Lines containing the string "name" are to be counted; report the total by itself.

====

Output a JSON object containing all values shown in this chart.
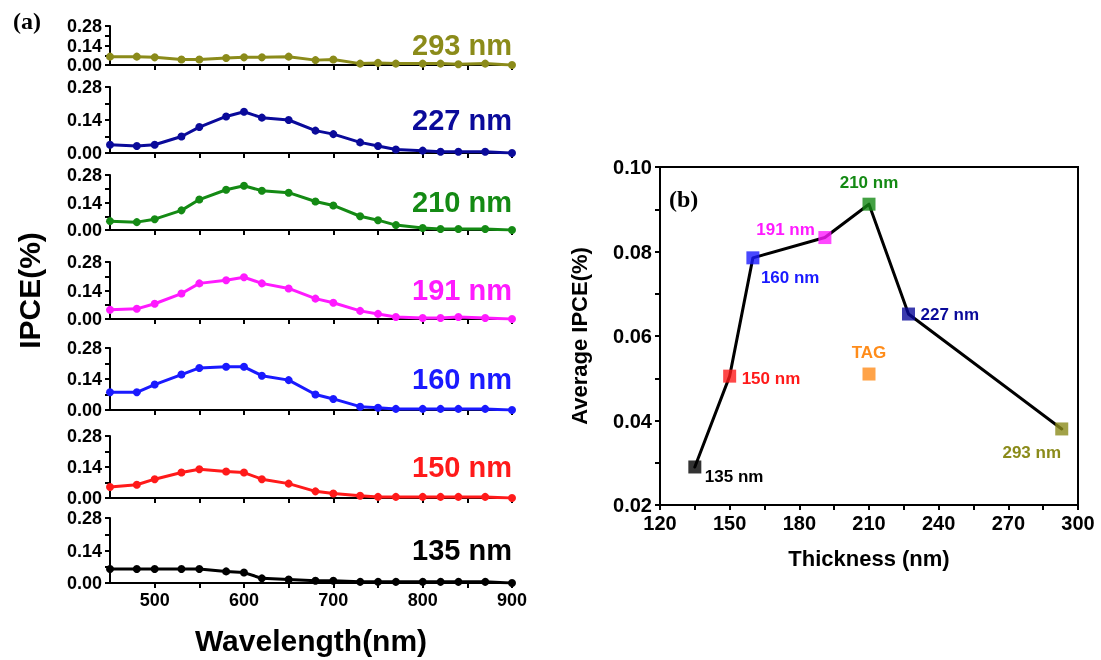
{
  "chart_data": [
    {
      "type": "line",
      "title": "(a)",
      "x": [
        450,
        480,
        500,
        530,
        550,
        580,
        600,
        620,
        650,
        680,
        700,
        730,
        750,
        770,
        800,
        820,
        840,
        870,
        900
      ],
      "xlim": [
        450,
        900
      ],
      "xticks": [
        {
          "value": 500,
          "label": null
        },
        {
          "value": 550,
          "label": null
        },
        {
          "value": 600,
          "label": null
        },
        {
          "value": 650,
          "label": null
        },
        {
          "value": 700,
          "label": null
        },
        {
          "value": 750,
          "label": null
        },
        {
          "value": 800,
          "label": null
        },
        {
          "value": 850,
          "label": null
        },
        {
          "value": 900,
          "label": null
        }
      ],
      "ylim": [
        0,
        0.28
      ],
      "yticks": [
        {
          "value": 0,
          "label": "0.00"
        },
        {
          "value": 0.07,
          "label": null
        },
        0.14,
        {
          "value": 0.21,
          "label": null
        },
        0.28
      ],
      "tick_labels": "y",
      "marker": "circle",
      "line_style": "solid",
      "series": [
        {
          "name": "293 nm",
          "color": "#8b8b1a",
          "values": [
            0.06,
            0.06,
            0.055,
            0.04,
            0.04,
            0.05,
            0.055,
            0.055,
            0.06,
            0.035,
            0.04,
            0.01,
            0.015,
            0.01,
            0.01,
            0.01,
            0.005,
            0.01,
            0.0
          ]
        }
      ]
    },
    {
      "type": "line",
      "x": [
        450,
        480,
        500,
        530,
        550,
        580,
        600,
        620,
        650,
        680,
        700,
        730,
        750,
        770,
        800,
        820,
        840,
        870,
        900
      ],
      "xlim": [
        450,
        900
      ],
      "xticks": [
        {
          "value": 500,
          "label": null
        },
        {
          "value": 550,
          "label": null
        },
        {
          "value": 600,
          "label": null
        },
        {
          "value": 650,
          "label": null
        },
        {
          "value": 700,
          "label": null
        },
        {
          "value": 750,
          "label": null
        },
        {
          "value": 800,
          "label": null
        },
        {
          "value": 850,
          "label": null
        },
        {
          "value": 900,
          "label": null
        }
      ],
      "ylim": [
        0,
        0.28
      ],
      "yticks": [
        {
          "value": 0,
          "label": "0.00"
        },
        {
          "value": 0.07,
          "label": null
        },
        0.14,
        {
          "value": 0.21,
          "label": null
        },
        0.28
      ],
      "tick_labels": "y",
      "marker": "circle",
      "line_style": "solid",
      "series": [
        {
          "name": "227 nm",
          "color": "#0a0a9a",
          "values": [
            0.035,
            0.03,
            0.035,
            0.07,
            0.11,
            0.155,
            0.175,
            0.15,
            0.14,
            0.095,
            0.08,
            0.045,
            0.03,
            0.015,
            0.01,
            0.005,
            0.005,
            0.005,
            0.0
          ]
        }
      ]
    },
    {
      "type": "line",
      "x": [
        450,
        480,
        500,
        530,
        550,
        580,
        600,
        620,
        650,
        680,
        700,
        730,
        750,
        770,
        800,
        820,
        840,
        870,
        900
      ],
      "xlim": [
        450,
        900
      ],
      "xticks": [
        {
          "value": 500,
          "label": null
        },
        {
          "value": 550,
          "label": null
        },
        {
          "value": 600,
          "label": null
        },
        {
          "value": 650,
          "label": null
        },
        {
          "value": 700,
          "label": null
        },
        {
          "value": 750,
          "label": null
        },
        {
          "value": 800,
          "label": null
        },
        {
          "value": 850,
          "label": null
        },
        {
          "value": 900,
          "label": null
        }
      ],
      "ylim": [
        0,
        0.28
      ],
      "yticks": [
        {
          "value": 0,
          "label": "0.00"
        },
        {
          "value": 0.07,
          "label": null
        },
        0.14,
        {
          "value": 0.21,
          "label": null
        },
        0.28
      ],
      "tick_labels": "y",
      "marker": "circle",
      "line_style": "solid",
      "series": [
        {
          "name": "210 nm",
          "color": "#148a14",
          "values": [
            0.045,
            0.04,
            0.055,
            0.1,
            0.155,
            0.205,
            0.225,
            0.2,
            0.19,
            0.145,
            0.125,
            0.07,
            0.05,
            0.025,
            0.01,
            0.005,
            0.005,
            0.005,
            0.0
          ]
        }
      ]
    },
    {
      "type": "line",
      "ylabel": "IPCE(%)",
      "x": [
        450,
        480,
        500,
        530,
        550,
        580,
        600,
        620,
        650,
        680,
        700,
        730,
        750,
        770,
        800,
        820,
        840,
        870,
        900
      ],
      "xlim": [
        450,
        900
      ],
      "xticks": [
        {
          "value": 500,
          "label": null
        },
        {
          "value": 550,
          "label": null
        },
        {
          "value": 600,
          "label": null
        },
        {
          "value": 650,
          "label": null
        },
        {
          "value": 700,
          "label": null
        },
        {
          "value": 750,
          "label": null
        },
        {
          "value": 800,
          "label": null
        },
        {
          "value": 850,
          "label": null
        },
        {
          "value": 900,
          "label": null
        }
      ],
      "ylim": [
        0,
        0.28
      ],
      "yticks": [
        {
          "value": 0,
          "label": "0.00"
        },
        {
          "value": 0.07,
          "label": null
        },
        0.14,
        {
          "value": 0.21,
          "label": null
        },
        0.28
      ],
      "tick_labels": "y",
      "marker": "circle",
      "line_style": "solid",
      "series": [
        {
          "name": "191 nm",
          "color": "#ff1aff",
          "values": [
            0.045,
            0.05,
            0.075,
            0.125,
            0.175,
            0.19,
            0.205,
            0.175,
            0.15,
            0.1,
            0.08,
            0.04,
            0.025,
            0.01,
            0.005,
            0.005,
            0.01,
            0.005,
            0.0
          ]
        }
      ]
    },
    {
      "type": "line",
      "x": [
        450,
        480,
        500,
        530,
        550,
        580,
        600,
        620,
        650,
        680,
        700,
        730,
        750,
        770,
        800,
        820,
        840,
        870,
        900
      ],
      "xlim": [
        450,
        900
      ],
      "xticks": [
        {
          "value": 500,
          "label": null
        },
        {
          "value": 550,
          "label": null
        },
        {
          "value": 600,
          "label": null
        },
        {
          "value": 650,
          "label": null
        },
        {
          "value": 700,
          "label": null
        },
        {
          "value": 750,
          "label": null
        },
        {
          "value": 800,
          "label": null
        },
        {
          "value": 850,
          "label": null
        },
        {
          "value": 900,
          "label": null
        }
      ],
      "ylim": [
        0,
        0.28
      ],
      "yticks": [
        {
          "value": 0,
          "label": "0.00"
        },
        {
          "value": 0.07,
          "label": null
        },
        0.14,
        {
          "value": 0.21,
          "label": null
        },
        0.28
      ],
      "tick_labels": "y",
      "marker": "circle",
      "line_style": "solid",
      "series": [
        {
          "name": "160 nm",
          "color": "#1a1aff",
          "values": [
            0.08,
            0.08,
            0.115,
            0.16,
            0.19,
            0.195,
            0.195,
            0.155,
            0.135,
            0.07,
            0.05,
            0.015,
            0.01,
            0.005,
            0.005,
            0.005,
            0.005,
            0.005,
            0.0
          ]
        }
      ]
    },
    {
      "type": "line",
      "x": [
        450,
        480,
        500,
        530,
        550,
        580,
        600,
        620,
        650,
        680,
        700,
        730,
        750,
        770,
        800,
        820,
        840,
        870,
        900
      ],
      "xlim": [
        450,
        900
      ],
      "xticks": [
        {
          "value": 500,
          "label": null
        },
        {
          "value": 550,
          "label": null
        },
        {
          "value": 600,
          "label": null
        },
        {
          "value": 650,
          "label": null
        },
        {
          "value": 700,
          "label": null
        },
        {
          "value": 750,
          "label": null
        },
        {
          "value": 800,
          "label": null
        },
        {
          "value": 850,
          "label": null
        },
        {
          "value": 900,
          "label": null
        }
      ],
      "ylim": [
        0,
        0.28
      ],
      "yticks": [
        {
          "value": 0,
          "label": "0.00"
        },
        {
          "value": 0.07,
          "label": null
        },
        0.14,
        {
          "value": 0.21,
          "label": null
        },
        0.28
      ],
      "tick_labels": "y",
      "marker": "circle",
      "line_style": "solid",
      "series": [
        {
          "name": "150 nm",
          "color": "#ff1a1a",
          "values": [
            0.05,
            0.06,
            0.085,
            0.115,
            0.13,
            0.12,
            0.115,
            0.085,
            0.065,
            0.03,
            0.02,
            0.01,
            0.005,
            0.005,
            0.005,
            0.005,
            0.005,
            0.005,
            0.0
          ]
        }
      ]
    },
    {
      "type": "line",
      "xlabel": "Wavelength(nm)",
      "x": [
        450,
        480,
        500,
        530,
        550,
        580,
        600,
        620,
        650,
        680,
        700,
        730,
        750,
        770,
        800,
        820,
        840,
        870,
        900
      ],
      "xlim": [
        450,
        900
      ],
      "xticks": [
        500,
        {
          "value": 550,
          "label": null
        },
        600,
        {
          "value": 650,
          "label": null
        },
        700,
        {
          "value": 750,
          "label": null
        },
        800,
        {
          "value": 850,
          "label": null
        },
        900
      ],
      "ylim": [
        0,
        0.28
      ],
      "yticks": [
        {
          "value": 0,
          "label": "0.00"
        },
        {
          "value": 0.07,
          "label": null
        },
        0.14,
        {
          "value": 0.21,
          "label": null
        },
        0.28
      ],
      "marker": "circle",
      "line_style": "solid",
      "series": [
        {
          "name": "135 nm",
          "color": "#000000",
          "values": [
            0.06,
            0.06,
            0.06,
            0.06,
            0.06,
            0.05,
            0.045,
            0.02,
            0.015,
            0.01,
            0.01,
            0.005,
            0.005,
            0.005,
            0.005,
            0.005,
            0.005,
            0.005,
            0.0
          ]
        }
      ]
    },
    {
      "type": "scatter",
      "title": "(b)",
      "xlabel": "Thickness (nm)",
      "ylabel": "Average IPCE(%)",
      "xlim": [
        120,
        300
      ],
      "xticks": [
        120,
        {
          "value": 135,
          "label": null
        },
        150,
        {
          "value": 165,
          "label": null
        },
        180,
        {
          "value": 195,
          "label": null
        },
        210,
        {
          "value": 225,
          "label": null
        },
        240,
        {
          "value": 255,
          "label": null
        },
        270,
        {
          "value": 285,
          "label": null
        },
        300
      ],
      "ylim": [
        0.02,
        0.1
      ],
      "yticks": [
        0.02,
        {
          "value": 0.03,
          "label": null
        },
        0.04,
        {
          "value": 0.05,
          "label": null
        },
        0.06,
        {
          "value": 0.07,
          "label": null
        },
        0.08,
        {
          "value": 0.09,
          "label": null
        },
        {
          "value": 0.1,
          "label": "0.10"
        }
      ],
      "marker": "square",
      "series": [
        {
          "type": "line",
          "color": "#000000",
          "marker": "none",
          "line_style": "solid",
          "x": [
            135,
            150,
            160,
            191,
            210,
            227,
            293
          ],
          "values": [
            0.029,
            0.0505,
            0.0785,
            0.0833,
            0.0912,
            0.0652,
            0.038
          ]
        },
        {
          "type": "scatter",
          "x": [
            135,
            150,
            160,
            191,
            210,
            227,
            210,
            293
          ],
          "values": [
            0.029,
            0.0505,
            0.0785,
            0.0833,
            0.0912,
            0.0652,
            0.051,
            0.038
          ],
          "colors": [
            "#000000",
            "#ff1a1a",
            "#1a1aff",
            "#ff1aff",
            "#148a14",
            "#0a0a9a",
            "#ff8c1a",
            "#8b8b1a"
          ]
        }
      ],
      "annotations": [
        {
          "text": "135 nm",
          "x": 135,
          "y": 0.029
        },
        {
          "text": "150 nm",
          "x": 150,
          "y": 0.0505
        },
        {
          "text": "160 nm",
          "x": 160,
          "y": 0.0785
        },
        {
          "text": "191 nm",
          "x": 191,
          "y": 0.0833
        },
        {
          "text": "210 nm",
          "x": 210,
          "y": 0.0912
        },
        {
          "text": "227 nm",
          "x": 227,
          "y": 0.0652
        },
        {
          "text": "TAG",
          "x": 210,
          "y": 0.051
        },
        {
          "text": "293 nm",
          "x": 293,
          "y": 0.038
        }
      ]
    }
  ]
}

====

**EXERCISE OUTPUT:**
7